--- begin Provided text ---

I had to pick up my check today on Chappell Street (or Chappel Street, depending on which street sign you're looking at) and afterwards cut across Montano to Coors so I could stop at my friendly neighborhood New Mexico Educators Federal Credit Union near I-40, and I was crossing the Rio Grande -- and let me say the river is just amazingly beautiful right now and it's beautiful all year around, really, I mean this is a great treasure we have here-- but I'm crossing the river and this jerk following me was forgetting to take time to look at the river and wanted me to drive like he was, like a jerk. He wanted me out of his way, not impeding progress toward the fulfillment of his goal, which as far as I could see was not being where he was but being someplace else a few feet ahead of where he was.

--- end Provided text ---
--- begin Provided material ---

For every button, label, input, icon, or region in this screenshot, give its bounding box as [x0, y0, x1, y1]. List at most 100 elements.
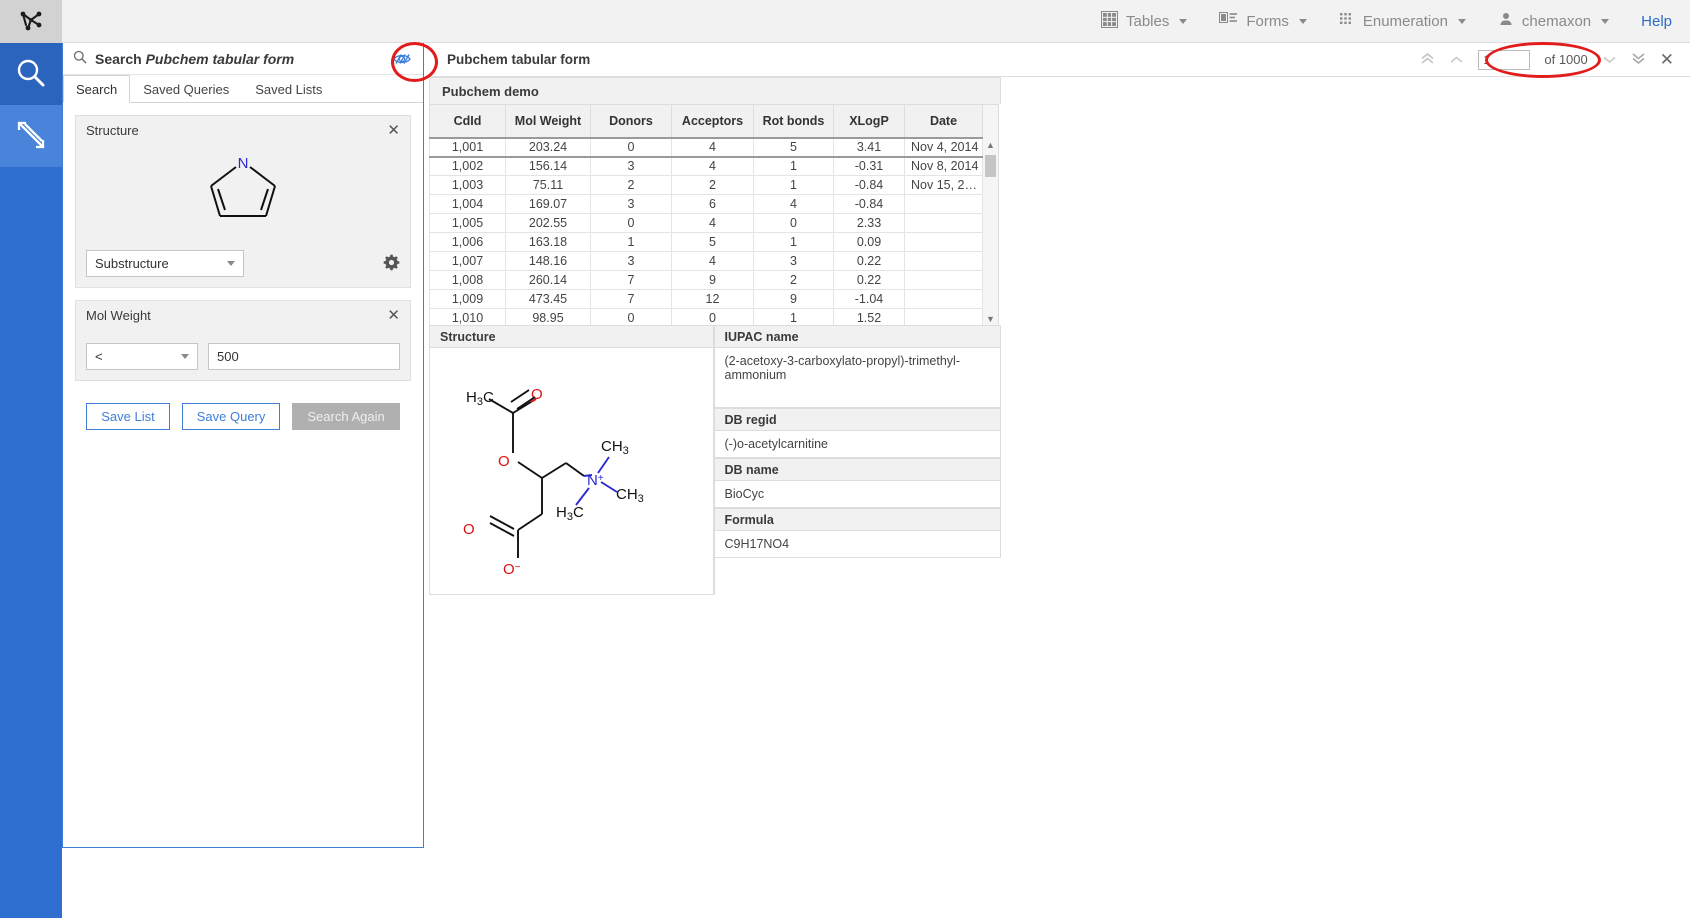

--- end Provided material ---

# Short problem
Print the part of the account of crossing the Rio Grande starting at "I had to pick" and ending at "where he was.". Work from the text alone.

# Task answer
I had to pick up my check today on Chappell Street (or Chappel Street, depending on which street sign you're looking at) and afterwards cut across Montano to Coors so I could stop at my friendly neighborhood New Mexico Educators Federal Credit Union near I-40, and I was crossing the Rio Grande -- and let me say the river is just amazingly beautiful right now and it's beautiful all year around, really, I mean this is a great treasure we have here-- but I'm crossing the river and this jerk following me was forgetting to take time to look at the river and wanted me to drive like he was, like a jerk. He wanted me out of his way, not impeding progress toward the fulfillment of his goal, which as far as I could see was not being where he was but being someplace else a few feet ahead of where he was.